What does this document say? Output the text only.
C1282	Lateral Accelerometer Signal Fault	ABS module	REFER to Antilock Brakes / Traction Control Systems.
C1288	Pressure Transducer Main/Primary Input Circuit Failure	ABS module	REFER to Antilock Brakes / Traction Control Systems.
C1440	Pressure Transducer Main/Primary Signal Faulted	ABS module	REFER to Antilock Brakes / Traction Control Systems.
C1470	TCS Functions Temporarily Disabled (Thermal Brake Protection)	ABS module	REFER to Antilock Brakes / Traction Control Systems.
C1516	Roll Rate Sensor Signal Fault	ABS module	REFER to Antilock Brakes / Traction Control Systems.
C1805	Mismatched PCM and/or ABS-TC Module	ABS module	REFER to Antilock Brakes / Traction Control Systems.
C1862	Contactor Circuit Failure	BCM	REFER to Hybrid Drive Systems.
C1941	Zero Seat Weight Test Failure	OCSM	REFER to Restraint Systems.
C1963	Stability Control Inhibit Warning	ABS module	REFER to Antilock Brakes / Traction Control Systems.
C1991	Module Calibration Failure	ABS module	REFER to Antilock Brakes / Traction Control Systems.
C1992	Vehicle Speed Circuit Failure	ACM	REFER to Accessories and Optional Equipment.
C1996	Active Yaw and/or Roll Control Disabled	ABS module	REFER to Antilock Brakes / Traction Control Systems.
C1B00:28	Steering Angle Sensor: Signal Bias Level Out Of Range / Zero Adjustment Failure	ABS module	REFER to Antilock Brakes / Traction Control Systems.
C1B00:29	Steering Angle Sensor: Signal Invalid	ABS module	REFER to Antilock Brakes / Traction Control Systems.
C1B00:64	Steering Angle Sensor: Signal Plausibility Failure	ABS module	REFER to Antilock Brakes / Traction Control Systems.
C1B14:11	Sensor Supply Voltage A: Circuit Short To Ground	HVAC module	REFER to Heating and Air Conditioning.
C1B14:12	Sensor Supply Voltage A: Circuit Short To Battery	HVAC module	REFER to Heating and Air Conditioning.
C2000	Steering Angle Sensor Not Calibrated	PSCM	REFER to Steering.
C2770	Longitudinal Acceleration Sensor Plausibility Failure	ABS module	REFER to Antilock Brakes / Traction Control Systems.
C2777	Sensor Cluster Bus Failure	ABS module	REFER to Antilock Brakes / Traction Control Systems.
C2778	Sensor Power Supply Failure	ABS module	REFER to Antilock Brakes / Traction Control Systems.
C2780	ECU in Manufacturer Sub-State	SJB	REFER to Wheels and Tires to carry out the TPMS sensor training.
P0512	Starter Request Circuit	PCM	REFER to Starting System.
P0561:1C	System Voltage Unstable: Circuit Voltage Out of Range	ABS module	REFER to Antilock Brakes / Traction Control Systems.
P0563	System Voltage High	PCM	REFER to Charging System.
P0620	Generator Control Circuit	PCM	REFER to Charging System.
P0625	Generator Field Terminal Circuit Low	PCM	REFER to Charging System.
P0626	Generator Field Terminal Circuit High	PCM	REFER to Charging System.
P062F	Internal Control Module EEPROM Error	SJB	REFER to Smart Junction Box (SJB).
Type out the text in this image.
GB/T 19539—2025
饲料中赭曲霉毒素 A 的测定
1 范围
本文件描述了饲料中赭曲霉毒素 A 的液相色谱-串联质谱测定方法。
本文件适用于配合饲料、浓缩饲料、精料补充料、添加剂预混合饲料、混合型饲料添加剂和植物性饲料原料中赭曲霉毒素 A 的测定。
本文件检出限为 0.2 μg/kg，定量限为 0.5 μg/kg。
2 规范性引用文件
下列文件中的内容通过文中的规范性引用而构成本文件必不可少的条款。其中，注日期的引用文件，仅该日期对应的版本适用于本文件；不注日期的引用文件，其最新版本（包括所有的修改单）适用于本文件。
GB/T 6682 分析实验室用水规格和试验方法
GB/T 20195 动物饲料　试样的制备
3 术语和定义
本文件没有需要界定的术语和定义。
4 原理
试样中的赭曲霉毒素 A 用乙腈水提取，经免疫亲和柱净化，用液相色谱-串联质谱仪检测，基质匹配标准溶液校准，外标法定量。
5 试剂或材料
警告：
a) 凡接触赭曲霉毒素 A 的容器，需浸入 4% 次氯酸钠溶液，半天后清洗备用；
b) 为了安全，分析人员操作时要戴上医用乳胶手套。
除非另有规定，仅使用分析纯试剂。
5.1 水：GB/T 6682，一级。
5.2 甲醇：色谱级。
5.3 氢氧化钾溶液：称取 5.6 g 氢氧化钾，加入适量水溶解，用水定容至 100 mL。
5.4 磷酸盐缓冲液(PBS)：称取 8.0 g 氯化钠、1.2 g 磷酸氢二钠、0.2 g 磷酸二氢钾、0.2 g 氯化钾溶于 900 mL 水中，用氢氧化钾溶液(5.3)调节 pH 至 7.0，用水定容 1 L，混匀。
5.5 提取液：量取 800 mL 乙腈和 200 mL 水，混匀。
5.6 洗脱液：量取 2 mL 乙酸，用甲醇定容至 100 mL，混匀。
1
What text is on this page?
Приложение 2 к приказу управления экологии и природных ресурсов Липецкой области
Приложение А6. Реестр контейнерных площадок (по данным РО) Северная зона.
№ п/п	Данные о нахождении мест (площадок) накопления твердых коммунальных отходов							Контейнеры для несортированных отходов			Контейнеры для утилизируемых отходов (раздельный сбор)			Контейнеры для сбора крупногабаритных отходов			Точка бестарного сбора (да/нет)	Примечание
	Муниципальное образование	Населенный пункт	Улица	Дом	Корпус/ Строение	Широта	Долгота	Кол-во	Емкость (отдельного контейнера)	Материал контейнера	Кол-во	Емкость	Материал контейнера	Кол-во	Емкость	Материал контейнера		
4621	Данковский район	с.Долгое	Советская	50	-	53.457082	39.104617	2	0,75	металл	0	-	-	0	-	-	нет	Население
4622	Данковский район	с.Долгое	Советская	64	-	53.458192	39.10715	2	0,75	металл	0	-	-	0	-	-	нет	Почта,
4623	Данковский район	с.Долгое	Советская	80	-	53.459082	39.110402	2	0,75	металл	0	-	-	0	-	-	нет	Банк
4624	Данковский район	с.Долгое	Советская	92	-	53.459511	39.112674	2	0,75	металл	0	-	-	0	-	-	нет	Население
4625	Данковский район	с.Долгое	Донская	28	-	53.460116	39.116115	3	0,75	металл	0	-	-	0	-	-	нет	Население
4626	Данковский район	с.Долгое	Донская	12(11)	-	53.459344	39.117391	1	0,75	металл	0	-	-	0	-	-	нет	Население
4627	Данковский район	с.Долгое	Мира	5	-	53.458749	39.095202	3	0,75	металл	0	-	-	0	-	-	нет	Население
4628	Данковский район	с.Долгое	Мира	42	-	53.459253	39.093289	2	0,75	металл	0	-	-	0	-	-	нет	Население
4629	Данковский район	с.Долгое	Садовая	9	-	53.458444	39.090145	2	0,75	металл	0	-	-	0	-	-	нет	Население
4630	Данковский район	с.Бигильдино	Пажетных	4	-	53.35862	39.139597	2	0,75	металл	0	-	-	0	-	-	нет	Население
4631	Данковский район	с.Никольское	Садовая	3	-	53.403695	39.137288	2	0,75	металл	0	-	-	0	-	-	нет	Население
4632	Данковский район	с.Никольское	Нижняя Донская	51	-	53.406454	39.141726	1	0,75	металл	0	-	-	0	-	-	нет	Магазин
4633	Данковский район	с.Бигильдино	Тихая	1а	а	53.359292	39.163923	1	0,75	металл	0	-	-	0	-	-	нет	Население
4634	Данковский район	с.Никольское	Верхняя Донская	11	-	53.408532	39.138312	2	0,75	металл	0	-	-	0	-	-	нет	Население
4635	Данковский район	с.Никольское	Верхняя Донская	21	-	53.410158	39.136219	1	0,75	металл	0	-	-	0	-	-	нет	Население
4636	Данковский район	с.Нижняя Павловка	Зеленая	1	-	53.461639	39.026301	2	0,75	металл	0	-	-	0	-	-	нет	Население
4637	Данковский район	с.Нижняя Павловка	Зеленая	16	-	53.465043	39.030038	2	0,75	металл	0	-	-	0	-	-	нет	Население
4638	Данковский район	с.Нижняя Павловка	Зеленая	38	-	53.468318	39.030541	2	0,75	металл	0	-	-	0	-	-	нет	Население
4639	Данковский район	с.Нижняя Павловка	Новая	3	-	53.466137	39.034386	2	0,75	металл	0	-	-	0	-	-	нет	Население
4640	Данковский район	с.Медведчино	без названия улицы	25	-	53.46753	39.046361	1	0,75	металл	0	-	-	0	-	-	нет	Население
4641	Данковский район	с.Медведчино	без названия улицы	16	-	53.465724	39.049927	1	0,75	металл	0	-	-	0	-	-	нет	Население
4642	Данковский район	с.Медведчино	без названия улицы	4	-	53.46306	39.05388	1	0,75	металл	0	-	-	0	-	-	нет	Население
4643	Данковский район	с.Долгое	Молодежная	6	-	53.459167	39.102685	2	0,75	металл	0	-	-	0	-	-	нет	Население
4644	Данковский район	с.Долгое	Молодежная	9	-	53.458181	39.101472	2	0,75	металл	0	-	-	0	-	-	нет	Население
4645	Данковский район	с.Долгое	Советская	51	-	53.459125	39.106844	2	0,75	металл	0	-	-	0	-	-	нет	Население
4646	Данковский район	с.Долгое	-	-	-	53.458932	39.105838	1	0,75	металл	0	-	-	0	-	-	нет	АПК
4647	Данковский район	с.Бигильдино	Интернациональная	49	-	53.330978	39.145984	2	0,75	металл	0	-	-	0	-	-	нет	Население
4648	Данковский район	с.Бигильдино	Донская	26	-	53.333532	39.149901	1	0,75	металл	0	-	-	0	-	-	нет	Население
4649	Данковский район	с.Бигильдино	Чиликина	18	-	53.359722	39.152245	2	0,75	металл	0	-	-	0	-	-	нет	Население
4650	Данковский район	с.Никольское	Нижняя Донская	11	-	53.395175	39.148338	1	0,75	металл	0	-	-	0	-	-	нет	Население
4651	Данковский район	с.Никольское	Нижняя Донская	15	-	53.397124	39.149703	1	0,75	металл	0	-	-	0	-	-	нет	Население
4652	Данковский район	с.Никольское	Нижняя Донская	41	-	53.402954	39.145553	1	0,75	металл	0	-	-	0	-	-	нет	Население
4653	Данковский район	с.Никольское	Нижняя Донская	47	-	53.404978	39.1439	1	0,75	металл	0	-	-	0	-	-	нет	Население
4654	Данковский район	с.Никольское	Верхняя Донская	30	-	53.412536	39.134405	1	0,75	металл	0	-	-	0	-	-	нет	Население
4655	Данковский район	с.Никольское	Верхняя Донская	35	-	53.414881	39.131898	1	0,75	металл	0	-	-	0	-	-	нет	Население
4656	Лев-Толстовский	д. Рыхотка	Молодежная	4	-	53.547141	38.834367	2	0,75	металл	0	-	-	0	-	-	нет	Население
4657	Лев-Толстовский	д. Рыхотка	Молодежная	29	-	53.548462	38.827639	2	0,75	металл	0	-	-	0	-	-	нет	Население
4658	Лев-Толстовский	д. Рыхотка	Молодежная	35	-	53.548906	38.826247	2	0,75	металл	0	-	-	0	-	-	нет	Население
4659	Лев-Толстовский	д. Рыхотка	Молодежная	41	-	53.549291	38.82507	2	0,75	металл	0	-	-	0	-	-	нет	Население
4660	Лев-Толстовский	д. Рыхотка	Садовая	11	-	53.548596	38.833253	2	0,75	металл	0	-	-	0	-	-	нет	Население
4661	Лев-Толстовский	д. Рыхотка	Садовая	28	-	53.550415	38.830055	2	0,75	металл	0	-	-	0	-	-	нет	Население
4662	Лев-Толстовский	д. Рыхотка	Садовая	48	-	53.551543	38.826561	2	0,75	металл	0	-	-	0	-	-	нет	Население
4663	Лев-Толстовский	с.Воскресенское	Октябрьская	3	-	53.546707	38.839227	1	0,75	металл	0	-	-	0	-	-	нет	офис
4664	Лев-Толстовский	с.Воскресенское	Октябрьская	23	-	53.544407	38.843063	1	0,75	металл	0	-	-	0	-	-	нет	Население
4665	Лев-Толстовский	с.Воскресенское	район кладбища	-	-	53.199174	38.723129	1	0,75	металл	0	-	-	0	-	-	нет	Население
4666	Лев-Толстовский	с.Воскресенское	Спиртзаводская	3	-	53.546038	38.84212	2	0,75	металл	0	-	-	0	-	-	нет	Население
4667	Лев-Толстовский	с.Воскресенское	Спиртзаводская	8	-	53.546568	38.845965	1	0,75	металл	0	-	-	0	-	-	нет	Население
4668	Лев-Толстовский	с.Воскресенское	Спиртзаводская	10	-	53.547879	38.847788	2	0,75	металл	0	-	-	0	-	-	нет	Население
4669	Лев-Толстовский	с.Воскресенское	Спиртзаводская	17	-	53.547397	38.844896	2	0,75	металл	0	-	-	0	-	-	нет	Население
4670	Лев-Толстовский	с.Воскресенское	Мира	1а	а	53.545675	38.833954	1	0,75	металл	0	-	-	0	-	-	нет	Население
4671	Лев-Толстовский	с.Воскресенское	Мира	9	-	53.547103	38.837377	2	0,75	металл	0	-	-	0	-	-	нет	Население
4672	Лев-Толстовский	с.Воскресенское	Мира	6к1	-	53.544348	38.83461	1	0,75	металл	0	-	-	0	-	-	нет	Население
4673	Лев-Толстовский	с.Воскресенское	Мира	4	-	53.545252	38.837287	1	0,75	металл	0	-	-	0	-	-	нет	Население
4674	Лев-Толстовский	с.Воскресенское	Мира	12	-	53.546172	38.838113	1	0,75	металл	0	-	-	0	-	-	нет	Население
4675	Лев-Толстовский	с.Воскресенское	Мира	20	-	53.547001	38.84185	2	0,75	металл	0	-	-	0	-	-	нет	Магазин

---------------

● **PROBLEM STATEMENT**:
Search the listing above for the string "High". Copy every line that contains it.

● **IN RESPONSE**:
P0563	System Voltage High	PCM	REFER to Charging System.
P0626	Generator Field Terminal Circuit High	PCM	REFER to Charging System.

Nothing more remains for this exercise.